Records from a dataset
* * * * * * * * *
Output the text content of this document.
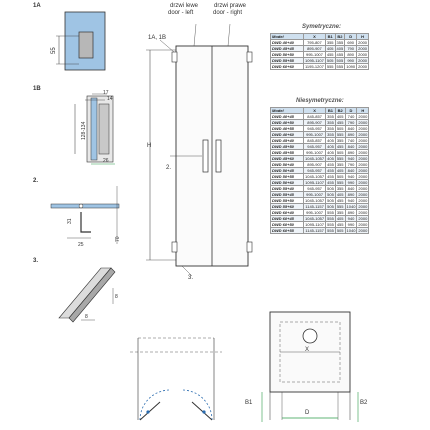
1A
55
1B
17
14
128-134
26
2.
31
25
70
3.
8
8
drzwi lewe
door - left
drzwi prawe
door - right
1A, 1B
2.
3.
H
Symetryczne:
Model	X	B1	B2	D	H
DWD 40+40	795-807	355	355	690	2000
DWD 45+45	895-907	405	405	790	2000
DWD 50+50	995-1007	455	455	890	2000
DWD 55+55	1095-1107	505	505	990	2000
DWD 60+60	1195-1207	555	555	1090	2000
Niesymetryczne:
Model	X	B1	B2	D	H
DWD 40+45	845-857	355	405	740	2000
DWD 40+50	895-907	355	455	790	2000
DWD 40+55	945-957	355	505	840	2000
DWD 40+60	995-1007	355	555	890	2000
DWD 45+40	845-857	405	355	740	2000
DWD 45+50	945-957	405	455	840	2000
DWD 45+55	995-1007	405	505	890	2000
DWD 45+60	1045-1057	405	555	940	2000
DWD 50+40	895-907	455	355	790	2000
DWD 50+45	945-957	455	405	840	2000
DWD 50+55	1045-1057	455	505	940	2000
DWD 50+60	1095-1107	455	555	990	2000
DWD 55+40	945-957	505	355	840	2000
DWD 55+45	995-1007	505	405	890	2000
DWD 55+50	1045-1057	505	455	940	2000
DWD 55+60	1145-1157	505	555	1040	2000
DWD 60+40	995-1007	555	355	890	2000
DWD 60+45	1045-1057	555	405	940	2000
DWD 60+50	1095-1107	555	455	990	2000
DWD 60+55	1145-1157	555	505	1040	2000
X
B1
D
B2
* * * * * * * * *
[Required task] With the pictures omitted, reproduce the records in full and exactly.

[Solution to this problem]
Output the text content of this document.
1A
55
1B
17
14
128-134
26
2.
31
25
70
3.
8
8
drzwi lewe
door - left
drzwi prawe
door - right
1A, 1B
2.
3.
H
Symetryczne:
Model	X	B1	B2	D	H
DWD 40+40	795-807	355	355	690	2000
DWD 45+45	895-907	405	405	790	2000
DWD 50+50	995-1007	455	455	890	2000
DWD 55+55	1095-1107	505	505	990	2000
DWD 60+60	1195-1207	555	555	1090	2000
Niesymetryczne:
Model	X	B1	B2	D	H
DWD 40+45	845-857	355	405	740	2000
DWD 40+50	895-907	355	455	790	2000
DWD 40+55	945-957	355	505	840	2000
DWD 40+60	995-1007	355	555	890	2000
DWD 45+40	845-857	405	355	740	2000
DWD 45+50	945-957	405	455	840	2000
DWD 45+55	995-1007	405	505	890	2000
DWD 45+60	1045-1057	405	555	940	2000
DWD 50+40	895-907	455	355	790	2000
DWD 50+45	945-957	455	405	840	2000
DWD 50+55	1045-1057	455	505	940	2000
DWD 50+60	1095-1107	455	555	990	2000
DWD 55+40	945-957	505	355	840	2000
DWD 55+45	995-1007	505	405	890	2000
DWD 55+50	1045-1057	505	455	940	2000
DWD 55+60	1145-1157	505	555	1040	2000
DWD 60+40	995-1007	555	355	890	2000
DWD 60+45	1045-1057	555	405	940	2000
DWD 60+50	1095-1107	555	455	990	2000
DWD 60+55	1145-1157	555	505	1040	2000
X
B1
D
B2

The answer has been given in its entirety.